• **Objective**: Sort through the entries below and pull out lines containing the word "assets".
↓
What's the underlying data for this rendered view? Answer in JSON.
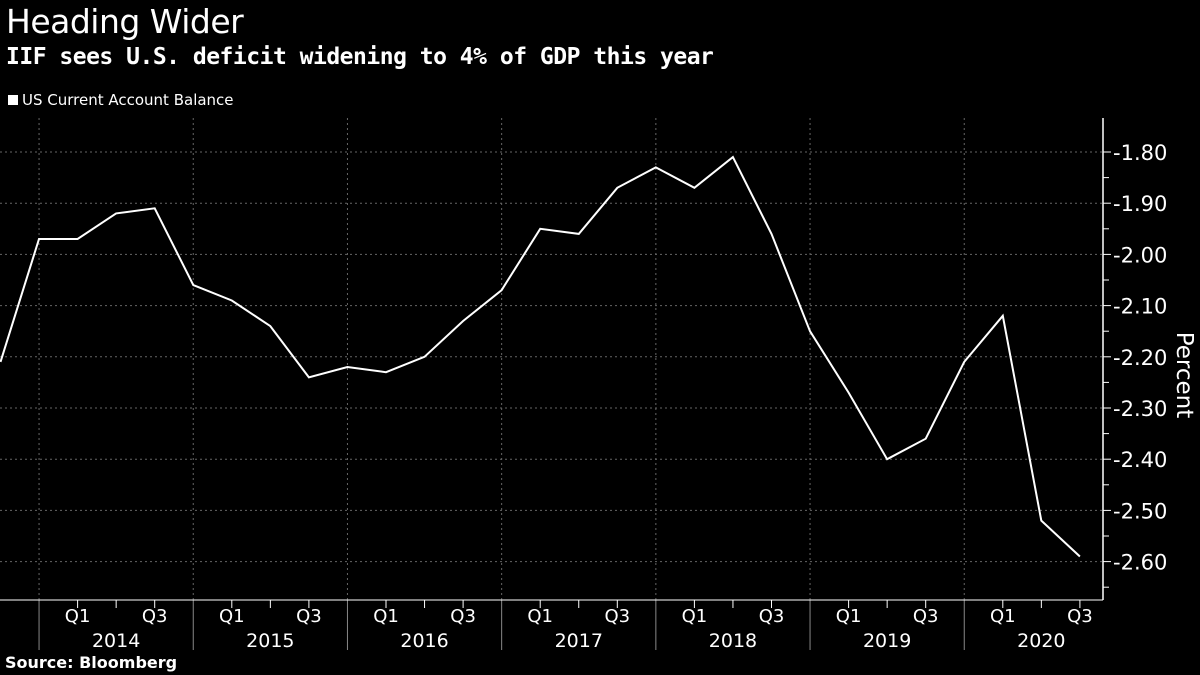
{
  "header": {
    "title": "Heading Wider",
    "subtitle": "IIF sees U.S. deficit widening to 4% of GDP this year"
  },
  "footer": {
    "source": "Source: Bloomberg"
  },
  "chart_data": {
    "type": "line",
    "title": "Heading Wider",
    "subtitle": "IIF sees U.S. deficit widening to 4% of GDP this year",
    "xlabel": "",
    "ylabel": "Percent",
    "ylim": [
      -2.67,
      -1.75
    ],
    "yticks": [
      -1.8,
      -1.9,
      -2.0,
      -2.1,
      -2.2,
      -2.3,
      -2.4,
      -2.5,
      -2.6
    ],
    "ytick_labels": [
      "-1.80",
      "-1.90",
      "-2.00",
      "-2.10",
      "-2.20",
      "-2.30",
      "-2.40",
      "-2.50",
      "-2.60"
    ],
    "grid": true,
    "legend_position": "top-left",
    "years": [
      "2014",
      "2015",
      "2016",
      "2017",
      "2018",
      "2019",
      "2020"
    ],
    "quarter_labels": [
      "Q1",
      "Q3"
    ],
    "x": [
      "2013Q3",
      "2013Q4",
      "2014Q1",
      "2014Q2",
      "2014Q3",
      "2014Q4",
      "2015Q1",
      "2015Q2",
      "2015Q3",
      "2015Q4",
      "2016Q1",
      "2016Q2",
      "2016Q3",
      "2016Q4",
      "2017Q1",
      "2017Q2",
      "2017Q3",
      "2017Q4",
      "2018Q1",
      "2018Q2",
      "2018Q3",
      "2018Q4",
      "2019Q1",
      "2019Q2",
      "2019Q3",
      "2019Q4",
      "2020Q1",
      "2020Q2",
      "2020Q3"
    ],
    "series": [
      {
        "name": "US Current Account Balance",
        "color": "#ffffff",
        "values": [
          -2.21,
          -1.97,
          -1.97,
          -1.92,
          -1.91,
          -2.06,
          -2.09,
          -2.14,
          -2.24,
          -2.22,
          -2.23,
          -2.2,
          -2.13,
          -2.07,
          -1.95,
          -1.96,
          -1.87,
          -1.83,
          -1.87,
          -1.81,
          -1.96,
          -2.15,
          -2.27,
          -2.4,
          -2.36,
          -2.21,
          -2.12,
          -2.52,
          -2.59
        ]
      }
    ]
  }
}
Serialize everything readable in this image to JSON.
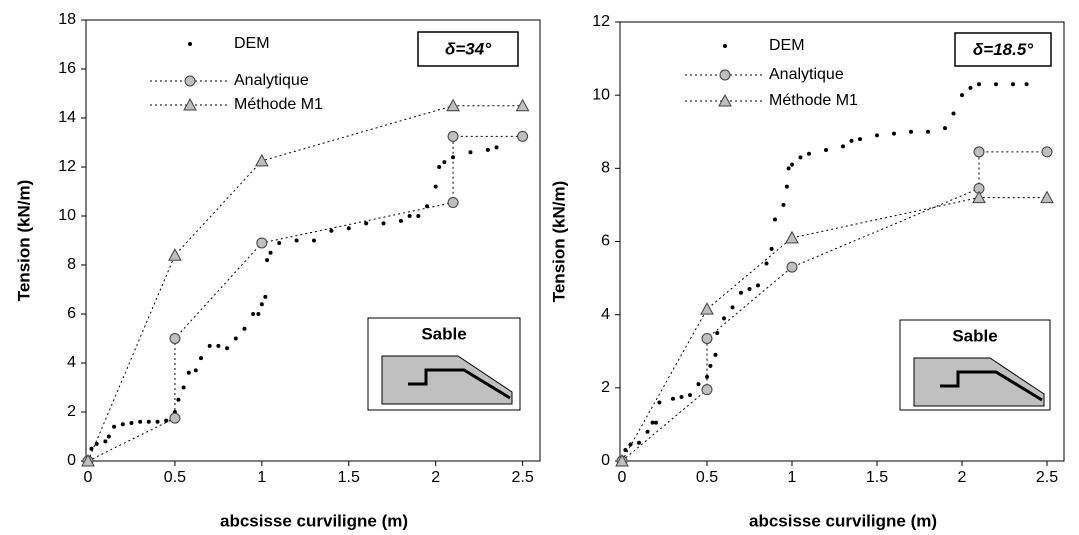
{
  "chart_data": [
    {
      "type": "scatter",
      "annotation": "δ=34°",
      "inset_label": "Sable",
      "x_label": "abcsisse curviligne (m)",
      "y_label": "Tension (kN/m)",
      "xlim": [
        0,
        2.6
      ],
      "xticks": [
        0,
        0.5,
        1,
        1.5,
        2,
        2.5
      ],
      "ylim": [
        0,
        18
      ],
      "yticks": [
        0,
        2,
        4,
        6,
        8,
        10,
        12,
        14,
        16,
        18
      ],
      "series": [
        {
          "name": "DEM",
          "color": "#000000",
          "marker": "dot",
          "line": "none",
          "x": [
            0,
            0.02,
            0.05,
            0.1,
            0.12,
            0.15,
            0.2,
            0.25,
            0.3,
            0.35,
            0.4,
            0.45,
            0.48,
            0.5,
            0.52,
            0.55,
            0.58,
            0.62,
            0.65,
            0.7,
            0.75,
            0.8,
            0.85,
            0.9,
            0.95,
            0.98,
            1.0,
            1.02,
            1.03,
            1.05,
            1.1,
            1.2,
            1.3,
            1.4,
            1.5,
            1.6,
            1.7,
            1.8,
            1.85,
            1.9,
            1.95,
            2.0,
            2.02,
            2.05,
            2.1,
            2.2,
            2.3,
            2.35
          ],
          "values": [
            0,
            0.5,
            0.7,
            0.8,
            1.0,
            1.4,
            1.5,
            1.55,
            1.6,
            1.6,
            1.6,
            1.65,
            1.7,
            2.0,
            2.5,
            3.0,
            3.6,
            3.7,
            4.2,
            4.7,
            4.7,
            4.6,
            5.0,
            5.4,
            6.0,
            6.0,
            6.4,
            6.7,
            8.2,
            8.5,
            8.9,
            9.0,
            9.0,
            9.4,
            9.5,
            9.7,
            9.7,
            9.8,
            10.0,
            10.0,
            10.4,
            11.2,
            12.0,
            12.2,
            12.4,
            12.6,
            12.7,
            12.8
          ]
        },
        {
          "name": "Analytique",
          "color": "#bfbfbf",
          "marker": "circle",
          "line": "dotted",
          "x": [
            0,
            0.5,
            0.5,
            1.0,
            2.1,
            2.1,
            2.5
          ],
          "values": [
            0,
            1.75,
            5.0,
            8.9,
            10.55,
            13.25,
            13.25
          ]
        },
        {
          "name": "Méthode M1",
          "color": "#bfbfbf",
          "marker": "triangle",
          "line": "dotted",
          "x": [
            0,
            0.5,
            1.0,
            2.1,
            2.5
          ],
          "values": [
            0,
            8.4,
            12.25,
            14.5,
            14.5
          ]
        }
      ]
    },
    {
      "type": "scatter",
      "annotation": "δ=18.5°",
      "inset_label": "Sable",
      "x_label": "abcsisse curviligne (m)",
      "y_label": "Tension (kN/m)",
      "xlim": [
        0,
        2.6
      ],
      "xticks": [
        0,
        0.5,
        1,
        1.5,
        2,
        2.5
      ],
      "ylim": [
        0,
        12
      ],
      "yticks": [
        0,
        2,
        4,
        6,
        8,
        10,
        12
      ],
      "series": [
        {
          "name": "DEM",
          "color": "#000000",
          "marker": "dot",
          "line": "none",
          "x": [
            0,
            0.02,
            0.05,
            0.1,
            0.15,
            0.18,
            0.2,
            0.22,
            0.3,
            0.35,
            0.4,
            0.45,
            0.5,
            0.52,
            0.55,
            0.56,
            0.6,
            0.65,
            0.7,
            0.75,
            0.8,
            0.85,
            0.88,
            0.9,
            0.95,
            0.97,
            0.98,
            1.0,
            1.05,
            1.1,
            1.2,
            1.3,
            1.35,
            1.4,
            1.5,
            1.6,
            1.7,
            1.8,
            1.9,
            1.95,
            2.0,
            2.05,
            2.1,
            2.2,
            2.3,
            2.38
          ],
          "values": [
            0,
            0.3,
            0.45,
            0.5,
            0.8,
            1.05,
            1.05,
            1.6,
            1.7,
            1.75,
            1.8,
            2.1,
            2.3,
            2.6,
            2.9,
            3.5,
            3.9,
            4.2,
            4.6,
            4.7,
            4.8,
            5.4,
            5.8,
            6.6,
            7.0,
            7.5,
            8.0,
            8.1,
            8.3,
            8.4,
            8.5,
            8.6,
            8.75,
            8.8,
            8.9,
            8.95,
            9.0,
            9.0,
            9.1,
            9.5,
            10.0,
            10.2,
            10.3,
            10.3,
            10.3,
            10.3
          ]
        },
        {
          "name": "Analytique",
          "color": "#bfbfbf",
          "marker": "circle",
          "line": "dotted",
          "x": [
            0,
            0.5,
            0.5,
            1.0,
            2.1,
            2.1,
            2.5
          ],
          "values": [
            0,
            1.95,
            3.35,
            5.3,
            7.45,
            8.45,
            8.45
          ]
        },
        {
          "name": "Méthode M1",
          "color": "#bfbfbf",
          "marker": "triangle",
          "line": "dotted",
          "x": [
            0,
            0.5,
            1.0,
            2.1,
            2.5
          ],
          "values": [
            0,
            4.15,
            6.1,
            7.2,
            7.2
          ]
        }
      ]
    }
  ]
}
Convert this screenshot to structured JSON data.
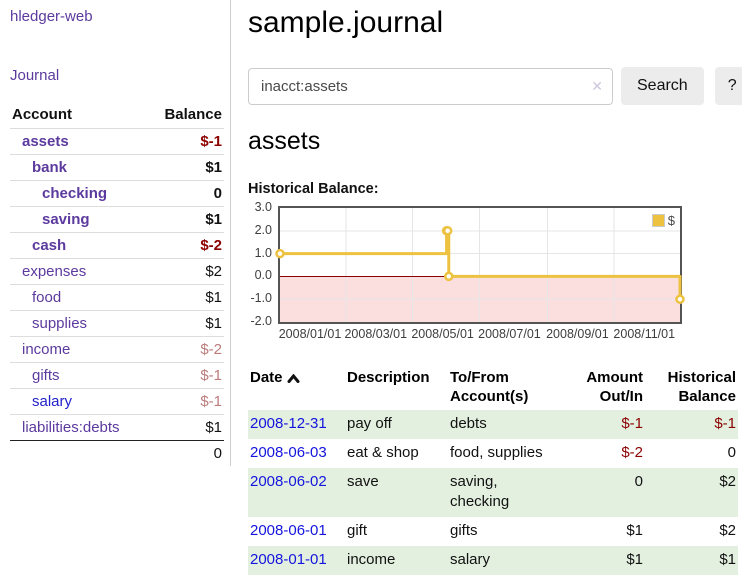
{
  "app": {
    "title": "hledger-web"
  },
  "sidebar": {
    "journal_link": "Journal",
    "accounts": {
      "header_account": "Account",
      "header_balance": "Balance",
      "rows": [
        {
          "name": "assets",
          "balance": "$-1",
          "depth": 1,
          "emph": true
        },
        {
          "name": "bank",
          "balance": "$1",
          "depth": 2,
          "emph": true
        },
        {
          "name": "checking",
          "balance": "0",
          "depth": 3,
          "emph": true
        },
        {
          "name": "saving",
          "balance": "$1",
          "depth": 3,
          "emph": true
        },
        {
          "name": "cash",
          "balance": "$-2",
          "depth": 2,
          "emph": true
        },
        {
          "name": "expenses",
          "balance": "$2",
          "depth": 1,
          "emph": false
        },
        {
          "name": "food",
          "balance": "$1",
          "depth": 2,
          "emph": false
        },
        {
          "name": "supplies",
          "balance": "$1",
          "depth": 2,
          "emph": false
        },
        {
          "name": "income",
          "balance": "$-2",
          "depth": 1,
          "emph": false
        },
        {
          "name": "gifts",
          "balance": "$-1",
          "depth": 2,
          "emph": false
        },
        {
          "name": "salary",
          "balance": "$-1",
          "depth": 2,
          "emph": false,
          "unvisited": true
        },
        {
          "name": "liabilities:debts",
          "balance": "$1",
          "depth": 1,
          "emph": false
        }
      ],
      "total": "0"
    }
  },
  "main": {
    "title": "sample.journal",
    "search": {
      "value": "inacct:assets",
      "clear_label": "✕",
      "button": "Search",
      "help": "?"
    },
    "heading": "assets",
    "chart_label": "Historical Balance:"
  },
  "chart_data": {
    "type": "line",
    "title": "Historical Balance",
    "step": true,
    "series": [
      {
        "name": "$",
        "color": "#edc240",
        "points": [
          {
            "x": "2008-01-01",
            "y": 1
          },
          {
            "x": "2008-06-01",
            "y": 2
          },
          {
            "x": "2008-06-02",
            "y": 2
          },
          {
            "x": "2008-06-03",
            "y": 0
          },
          {
            "x": "2008-12-31",
            "y": -1
          }
        ]
      }
    ],
    "x_range": [
      "2008-01-01",
      "2008-12-31"
    ],
    "x_tick_labels": [
      "2008/01/01",
      "2008/03/01",
      "2008/05/01",
      "2008/07/01",
      "2008/09/01",
      "2008/11/01"
    ],
    "y_ticks": [
      "3.0",
      "2.0",
      "1.0",
      "0.0",
      "-1.0",
      "-2.0"
    ],
    "ylim": [
      -2,
      3
    ],
    "grid": true,
    "gridline_color": "#e6e6e6",
    "zero_line_color": "#8b0000",
    "negative_region_color": "#fbdede",
    "legend": {
      "position": "top-right",
      "label": "$"
    }
  },
  "register": {
    "columns": {
      "date": "Date",
      "description": "Description",
      "tofrom": "To/From Account(s)",
      "amount": "Amount Out/In",
      "balance": "Historical Balance"
    },
    "sort_indicator": "up",
    "rows": [
      {
        "date": "2008-12-31",
        "description": "pay off",
        "tofrom": "debts",
        "amount": "$-1",
        "balance": "$-1"
      },
      {
        "date": "2008-06-03",
        "description": "eat & shop",
        "tofrom": "food, supplies",
        "amount": "$-2",
        "balance": "0"
      },
      {
        "date": "2008-06-02",
        "description": "save",
        "tofrom": "saving, checking",
        "amount": "0",
        "balance": "$2"
      },
      {
        "date": "2008-06-01",
        "description": "gift",
        "tofrom": "gifts",
        "amount": "$1",
        "balance": "$2"
      },
      {
        "date": "2008-01-01",
        "description": "income",
        "tofrom": "salary",
        "amount": "$1",
        "balance": "$1"
      }
    ]
  }
}
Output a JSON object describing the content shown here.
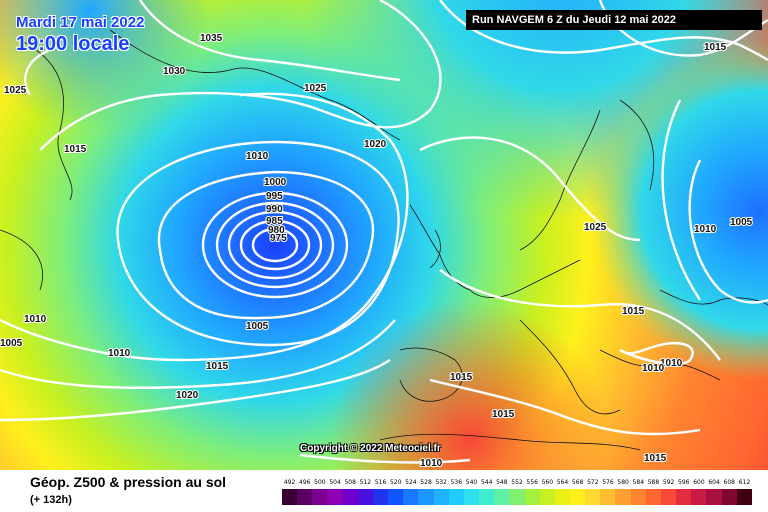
↑
• **Correct output**:
          "name": "assets",
      "value": "inacct:assets",
    "heading": "assets",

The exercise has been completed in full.